- _SHORT TASK_
Wherever the word "label" turns up in a line of the entries, copy that line.

- _SUPPLIED INFORMATION_
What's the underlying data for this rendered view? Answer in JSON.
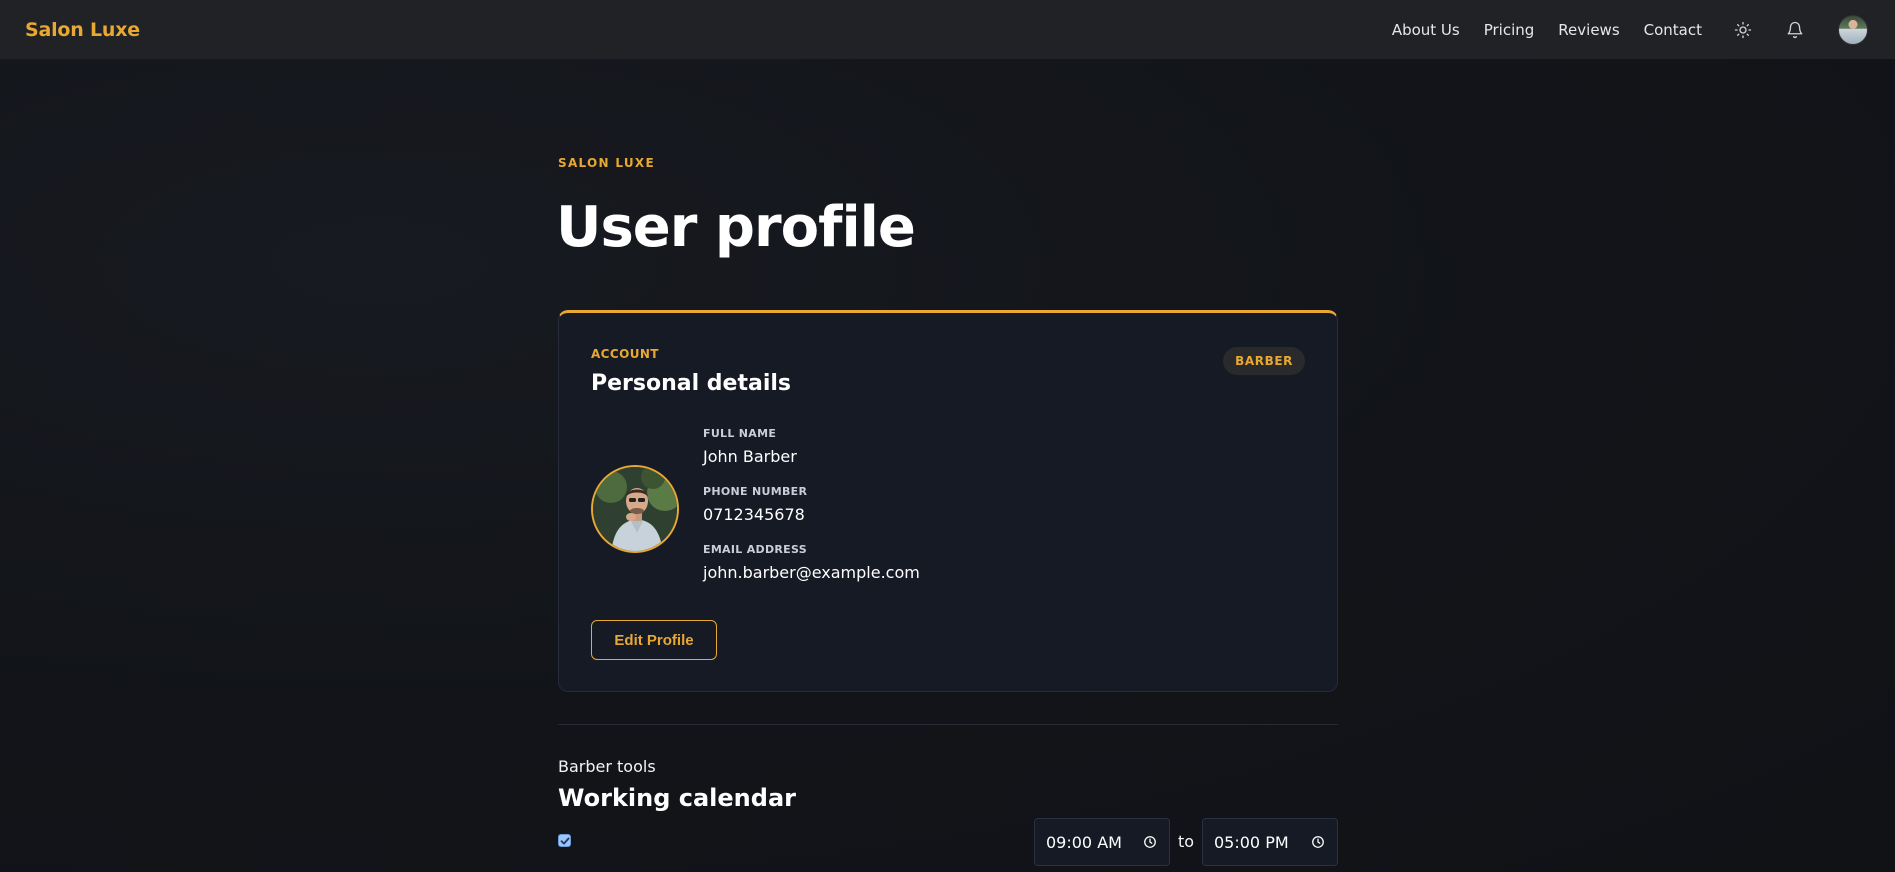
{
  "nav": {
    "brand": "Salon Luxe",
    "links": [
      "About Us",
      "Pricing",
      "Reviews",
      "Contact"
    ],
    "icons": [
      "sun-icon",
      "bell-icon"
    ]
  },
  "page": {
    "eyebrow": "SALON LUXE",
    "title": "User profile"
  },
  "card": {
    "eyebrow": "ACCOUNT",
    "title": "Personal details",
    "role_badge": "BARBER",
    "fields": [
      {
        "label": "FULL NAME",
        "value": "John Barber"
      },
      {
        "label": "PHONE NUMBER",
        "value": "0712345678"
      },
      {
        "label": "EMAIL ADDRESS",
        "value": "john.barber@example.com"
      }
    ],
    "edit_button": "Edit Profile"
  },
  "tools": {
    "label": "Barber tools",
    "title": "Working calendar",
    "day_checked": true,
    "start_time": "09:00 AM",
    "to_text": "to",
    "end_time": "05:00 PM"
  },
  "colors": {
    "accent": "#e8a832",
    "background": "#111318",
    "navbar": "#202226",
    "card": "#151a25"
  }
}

- _EXERCISE ANSWER_
        "label": "FULL NAME",
        "label": "PHONE NUMBER",
        "label": "EMAIL ADDRESS",
    "label": "Barber tools",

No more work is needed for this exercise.